[Dataset entries on figures]
----

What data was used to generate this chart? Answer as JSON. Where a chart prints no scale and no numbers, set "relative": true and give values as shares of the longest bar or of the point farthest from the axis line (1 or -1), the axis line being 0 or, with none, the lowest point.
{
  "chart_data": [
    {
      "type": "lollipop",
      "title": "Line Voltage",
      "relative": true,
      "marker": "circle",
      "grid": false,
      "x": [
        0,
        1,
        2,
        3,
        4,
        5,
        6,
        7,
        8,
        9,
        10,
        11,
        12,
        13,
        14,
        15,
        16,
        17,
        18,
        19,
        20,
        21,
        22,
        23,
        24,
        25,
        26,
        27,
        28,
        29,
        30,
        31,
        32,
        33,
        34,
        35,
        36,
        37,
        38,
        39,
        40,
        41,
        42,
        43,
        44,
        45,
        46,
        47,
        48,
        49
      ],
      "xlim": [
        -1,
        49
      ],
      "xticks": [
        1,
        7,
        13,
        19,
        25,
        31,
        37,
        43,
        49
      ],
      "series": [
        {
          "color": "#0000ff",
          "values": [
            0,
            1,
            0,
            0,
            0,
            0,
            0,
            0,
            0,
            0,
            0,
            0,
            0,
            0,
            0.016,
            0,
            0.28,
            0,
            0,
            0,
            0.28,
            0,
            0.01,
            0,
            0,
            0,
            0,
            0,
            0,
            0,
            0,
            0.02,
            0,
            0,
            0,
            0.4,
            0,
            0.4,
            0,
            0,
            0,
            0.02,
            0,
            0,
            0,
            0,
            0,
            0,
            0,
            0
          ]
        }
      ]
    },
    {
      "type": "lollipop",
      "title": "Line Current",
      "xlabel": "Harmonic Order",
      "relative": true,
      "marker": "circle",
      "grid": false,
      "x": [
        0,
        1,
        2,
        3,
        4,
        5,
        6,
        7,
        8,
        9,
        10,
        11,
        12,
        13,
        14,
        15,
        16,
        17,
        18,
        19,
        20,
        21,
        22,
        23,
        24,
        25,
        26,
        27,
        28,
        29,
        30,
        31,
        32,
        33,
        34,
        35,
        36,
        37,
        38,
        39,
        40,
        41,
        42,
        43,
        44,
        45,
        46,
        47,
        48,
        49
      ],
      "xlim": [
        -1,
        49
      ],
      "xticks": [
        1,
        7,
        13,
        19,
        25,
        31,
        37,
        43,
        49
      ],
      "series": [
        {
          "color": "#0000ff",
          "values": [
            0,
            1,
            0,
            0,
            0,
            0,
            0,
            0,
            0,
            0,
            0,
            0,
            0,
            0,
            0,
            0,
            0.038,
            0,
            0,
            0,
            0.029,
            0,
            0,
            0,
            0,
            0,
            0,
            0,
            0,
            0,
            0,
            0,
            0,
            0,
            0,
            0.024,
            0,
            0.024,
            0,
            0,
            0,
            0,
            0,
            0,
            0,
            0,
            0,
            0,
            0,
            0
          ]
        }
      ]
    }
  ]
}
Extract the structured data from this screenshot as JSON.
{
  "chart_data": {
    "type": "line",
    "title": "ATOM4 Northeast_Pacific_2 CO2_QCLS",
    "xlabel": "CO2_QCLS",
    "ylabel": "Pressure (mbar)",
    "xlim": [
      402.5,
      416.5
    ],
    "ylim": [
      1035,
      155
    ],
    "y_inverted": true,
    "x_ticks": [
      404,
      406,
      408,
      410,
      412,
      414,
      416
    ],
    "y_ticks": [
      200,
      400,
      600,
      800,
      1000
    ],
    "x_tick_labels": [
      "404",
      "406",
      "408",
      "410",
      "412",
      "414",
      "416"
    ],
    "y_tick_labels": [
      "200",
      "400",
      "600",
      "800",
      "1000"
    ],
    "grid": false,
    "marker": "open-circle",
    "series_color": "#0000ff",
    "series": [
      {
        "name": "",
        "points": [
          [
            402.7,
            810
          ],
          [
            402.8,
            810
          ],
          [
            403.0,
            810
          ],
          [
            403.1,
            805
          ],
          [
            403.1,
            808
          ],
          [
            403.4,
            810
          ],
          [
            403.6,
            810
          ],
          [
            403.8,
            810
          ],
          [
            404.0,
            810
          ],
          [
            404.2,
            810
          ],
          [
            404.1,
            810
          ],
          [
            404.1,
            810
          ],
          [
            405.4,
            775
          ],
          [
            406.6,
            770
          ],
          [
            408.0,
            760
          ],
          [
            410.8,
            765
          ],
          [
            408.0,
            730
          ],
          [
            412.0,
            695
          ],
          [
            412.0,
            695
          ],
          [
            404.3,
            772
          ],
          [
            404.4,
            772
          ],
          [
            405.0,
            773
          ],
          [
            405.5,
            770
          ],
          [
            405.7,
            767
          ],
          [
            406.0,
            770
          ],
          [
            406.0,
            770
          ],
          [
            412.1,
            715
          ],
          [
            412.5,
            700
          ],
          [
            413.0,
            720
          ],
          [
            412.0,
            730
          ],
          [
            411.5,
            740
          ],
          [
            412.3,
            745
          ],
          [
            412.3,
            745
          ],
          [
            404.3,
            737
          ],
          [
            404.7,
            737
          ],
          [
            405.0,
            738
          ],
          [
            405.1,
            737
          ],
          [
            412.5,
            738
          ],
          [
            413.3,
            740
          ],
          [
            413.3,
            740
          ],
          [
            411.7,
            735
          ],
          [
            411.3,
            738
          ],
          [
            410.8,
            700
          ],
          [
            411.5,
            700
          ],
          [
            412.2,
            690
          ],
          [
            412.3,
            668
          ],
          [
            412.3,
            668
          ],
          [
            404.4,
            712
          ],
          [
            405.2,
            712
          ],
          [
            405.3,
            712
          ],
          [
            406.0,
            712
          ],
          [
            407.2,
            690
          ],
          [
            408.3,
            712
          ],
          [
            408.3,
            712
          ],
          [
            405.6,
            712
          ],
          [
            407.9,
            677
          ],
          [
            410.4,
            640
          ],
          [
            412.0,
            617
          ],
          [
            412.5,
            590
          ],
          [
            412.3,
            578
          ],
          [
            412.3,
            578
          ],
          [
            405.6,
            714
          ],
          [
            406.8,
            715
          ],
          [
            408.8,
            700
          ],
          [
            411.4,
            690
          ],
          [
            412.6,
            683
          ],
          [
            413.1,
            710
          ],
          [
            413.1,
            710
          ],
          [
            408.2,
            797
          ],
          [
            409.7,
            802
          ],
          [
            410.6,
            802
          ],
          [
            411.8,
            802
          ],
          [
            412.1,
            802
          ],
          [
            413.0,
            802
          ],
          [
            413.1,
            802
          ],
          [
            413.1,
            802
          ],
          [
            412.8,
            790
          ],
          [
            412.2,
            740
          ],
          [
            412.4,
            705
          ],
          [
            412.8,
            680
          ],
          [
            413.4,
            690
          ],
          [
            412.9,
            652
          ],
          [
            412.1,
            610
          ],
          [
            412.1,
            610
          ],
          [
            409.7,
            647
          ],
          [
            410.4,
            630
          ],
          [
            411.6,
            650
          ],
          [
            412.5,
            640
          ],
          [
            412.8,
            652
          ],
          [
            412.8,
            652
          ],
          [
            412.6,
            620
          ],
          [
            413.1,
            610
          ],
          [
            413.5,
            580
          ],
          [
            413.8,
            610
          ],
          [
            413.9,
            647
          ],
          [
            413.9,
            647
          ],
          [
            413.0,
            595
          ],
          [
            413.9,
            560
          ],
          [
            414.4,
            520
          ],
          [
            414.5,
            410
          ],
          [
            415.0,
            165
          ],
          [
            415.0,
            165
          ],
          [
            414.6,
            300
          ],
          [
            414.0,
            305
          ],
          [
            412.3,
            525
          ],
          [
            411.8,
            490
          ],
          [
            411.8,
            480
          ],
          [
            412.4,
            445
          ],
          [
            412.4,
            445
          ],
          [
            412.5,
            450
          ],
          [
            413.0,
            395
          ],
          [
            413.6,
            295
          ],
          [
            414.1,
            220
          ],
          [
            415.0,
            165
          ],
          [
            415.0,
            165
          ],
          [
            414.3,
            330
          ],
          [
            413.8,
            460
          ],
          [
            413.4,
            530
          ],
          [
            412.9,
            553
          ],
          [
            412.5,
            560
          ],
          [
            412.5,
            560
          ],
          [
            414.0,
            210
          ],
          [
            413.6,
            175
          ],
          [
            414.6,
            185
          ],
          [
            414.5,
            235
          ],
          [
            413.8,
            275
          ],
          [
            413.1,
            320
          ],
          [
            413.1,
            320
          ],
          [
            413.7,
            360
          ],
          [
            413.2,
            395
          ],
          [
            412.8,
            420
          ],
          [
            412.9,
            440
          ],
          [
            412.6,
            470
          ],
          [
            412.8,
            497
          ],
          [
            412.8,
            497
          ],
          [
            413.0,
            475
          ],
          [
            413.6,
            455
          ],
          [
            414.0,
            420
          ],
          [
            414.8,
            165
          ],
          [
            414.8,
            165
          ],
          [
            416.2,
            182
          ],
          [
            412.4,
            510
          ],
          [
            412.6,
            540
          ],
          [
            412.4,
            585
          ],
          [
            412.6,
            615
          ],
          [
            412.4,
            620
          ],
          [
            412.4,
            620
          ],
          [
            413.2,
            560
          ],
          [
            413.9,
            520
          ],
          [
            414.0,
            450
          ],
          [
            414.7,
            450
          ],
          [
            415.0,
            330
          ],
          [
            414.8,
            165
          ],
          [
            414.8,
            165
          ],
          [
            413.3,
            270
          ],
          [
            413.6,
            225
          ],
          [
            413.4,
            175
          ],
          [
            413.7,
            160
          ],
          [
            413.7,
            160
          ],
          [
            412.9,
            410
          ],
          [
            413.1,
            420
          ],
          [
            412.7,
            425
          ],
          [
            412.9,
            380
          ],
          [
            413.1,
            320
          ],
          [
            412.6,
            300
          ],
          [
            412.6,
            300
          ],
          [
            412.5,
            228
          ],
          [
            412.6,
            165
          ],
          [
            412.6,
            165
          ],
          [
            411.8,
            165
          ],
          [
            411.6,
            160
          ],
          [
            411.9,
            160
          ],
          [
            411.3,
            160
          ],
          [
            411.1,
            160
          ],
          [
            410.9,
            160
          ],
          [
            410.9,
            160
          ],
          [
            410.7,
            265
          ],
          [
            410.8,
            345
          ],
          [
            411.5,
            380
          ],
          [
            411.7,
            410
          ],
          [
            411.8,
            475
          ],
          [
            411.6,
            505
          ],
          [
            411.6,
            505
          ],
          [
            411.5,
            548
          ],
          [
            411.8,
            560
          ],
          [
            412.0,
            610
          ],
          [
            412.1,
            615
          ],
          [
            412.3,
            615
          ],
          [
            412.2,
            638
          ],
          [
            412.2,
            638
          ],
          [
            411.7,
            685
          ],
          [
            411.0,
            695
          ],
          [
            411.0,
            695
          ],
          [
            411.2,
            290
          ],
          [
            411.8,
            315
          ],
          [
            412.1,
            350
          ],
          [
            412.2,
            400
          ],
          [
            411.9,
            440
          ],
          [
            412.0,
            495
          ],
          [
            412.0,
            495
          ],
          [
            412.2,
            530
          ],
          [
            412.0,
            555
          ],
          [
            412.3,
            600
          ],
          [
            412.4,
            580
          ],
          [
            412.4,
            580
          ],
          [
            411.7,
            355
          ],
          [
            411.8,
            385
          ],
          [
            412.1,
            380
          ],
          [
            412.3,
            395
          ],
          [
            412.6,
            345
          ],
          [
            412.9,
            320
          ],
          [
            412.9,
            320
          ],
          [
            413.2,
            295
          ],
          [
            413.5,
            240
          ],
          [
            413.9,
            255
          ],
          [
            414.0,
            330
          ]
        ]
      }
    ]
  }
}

----

WRITTEN TASK: Scan the records above for the string "xlabel", then select every line that holds it.

EXERCISE RESPONSE:
      "xlabel": "Harmonic Order",
    "xlabel": "CO2_QCLS",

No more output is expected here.